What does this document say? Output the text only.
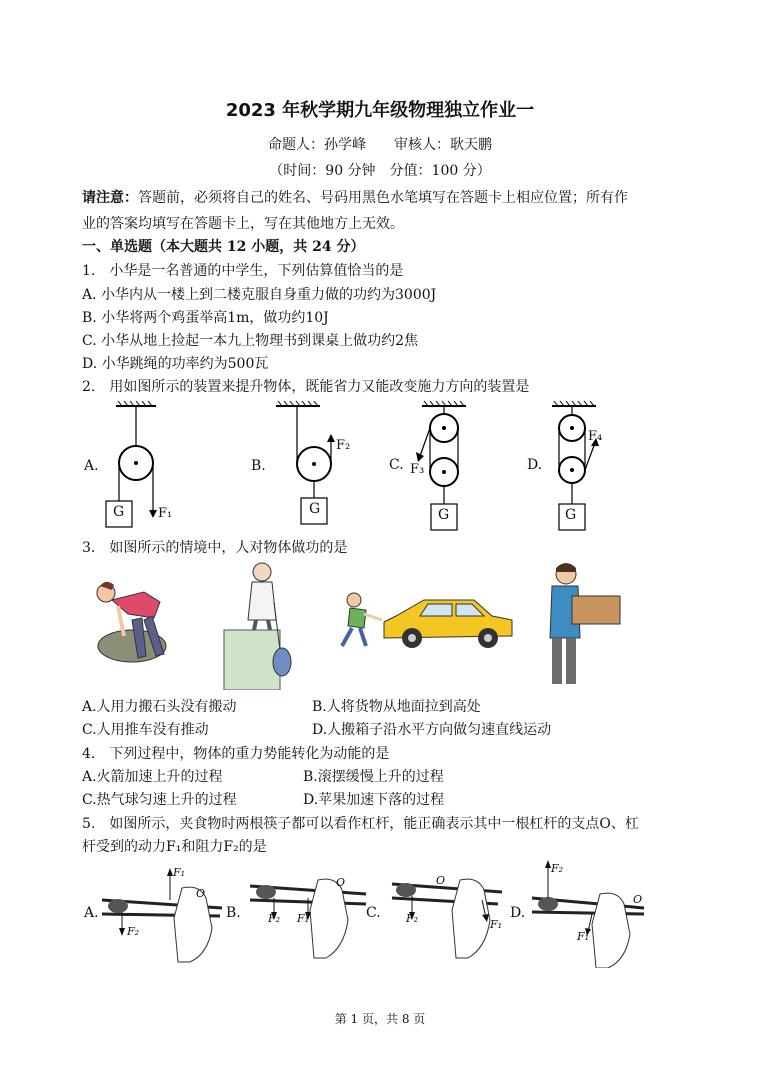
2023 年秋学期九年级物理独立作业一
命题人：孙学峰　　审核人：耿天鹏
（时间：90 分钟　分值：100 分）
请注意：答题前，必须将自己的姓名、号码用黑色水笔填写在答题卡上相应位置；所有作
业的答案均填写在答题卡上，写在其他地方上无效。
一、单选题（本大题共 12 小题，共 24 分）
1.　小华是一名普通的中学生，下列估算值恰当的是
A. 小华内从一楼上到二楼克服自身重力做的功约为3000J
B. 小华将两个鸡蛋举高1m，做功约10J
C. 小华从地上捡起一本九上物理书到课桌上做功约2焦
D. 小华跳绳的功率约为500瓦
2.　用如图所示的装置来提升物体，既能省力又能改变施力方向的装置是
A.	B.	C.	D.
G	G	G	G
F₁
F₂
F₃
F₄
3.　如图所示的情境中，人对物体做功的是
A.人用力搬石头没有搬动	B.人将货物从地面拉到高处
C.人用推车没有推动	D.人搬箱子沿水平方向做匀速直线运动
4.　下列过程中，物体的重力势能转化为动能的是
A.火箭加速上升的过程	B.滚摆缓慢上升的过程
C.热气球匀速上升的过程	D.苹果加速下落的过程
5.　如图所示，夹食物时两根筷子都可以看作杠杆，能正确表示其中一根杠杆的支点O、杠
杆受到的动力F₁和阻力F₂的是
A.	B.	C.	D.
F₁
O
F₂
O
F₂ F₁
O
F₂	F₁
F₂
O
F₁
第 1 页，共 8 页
************
* _Requirement_: Retype every entry verbatim and exclude the pictures from the copy.

* _Solution_:
What does this document say? Output the text only.
2023 年秋学期九年级物理独立作业一
命题人：孙学峰　　审核人：耿天鹏
（时间：90 分钟　分值：100 分）
请注意：答题前，必须将自己的姓名、号码用黑色水笔填写在答题卡上相应位置；所有作
业的答案均填写在答题卡上，写在其他地方上无效。
一、单选题（本大题共 12 小题，共 24 分）
1.　小华是一名普通的中学生，下列估算值恰当的是
A. 小华内从一楼上到二楼克服自身重力做的功约为3000J
B. 小华将两个鸡蛋举高1m，做功约10J
C. 小华从地上捡起一本九上物理书到课桌上做功约2焦
D. 小华跳绳的功率约为500瓦
2.　用如图所示的装置来提升物体，既能省力又能改变施力方向的装置是
A.	B.	C.	D.
G	G	G	G
F₁
F₂
F₃
F₄
3.　如图所示的情境中，人对物体做功的是
A.人用力搬石头没有搬动	B.人将货物从地面拉到高处
C.人用推车没有推动	D.人搬箱子沿水平方向做匀速直线运动
4.　下列过程中，物体的重力势能转化为动能的是
A.火箭加速上升的过程	B.滚摆缓慢上升的过程
C.热气球匀速上升的过程	D.苹果加速下落的过程
5.　如图所示，夹食物时两根筷子都可以看作杠杆，能正确表示其中一根杠杆的支点O、杠
杆受到的动力F₁和阻力F₂的是
A.	B.	C.	D.
F₁
O
F₂
O
F₂ F₁
O
F₂	F₁
F₂
O
F₁
第 1 页，共 8 页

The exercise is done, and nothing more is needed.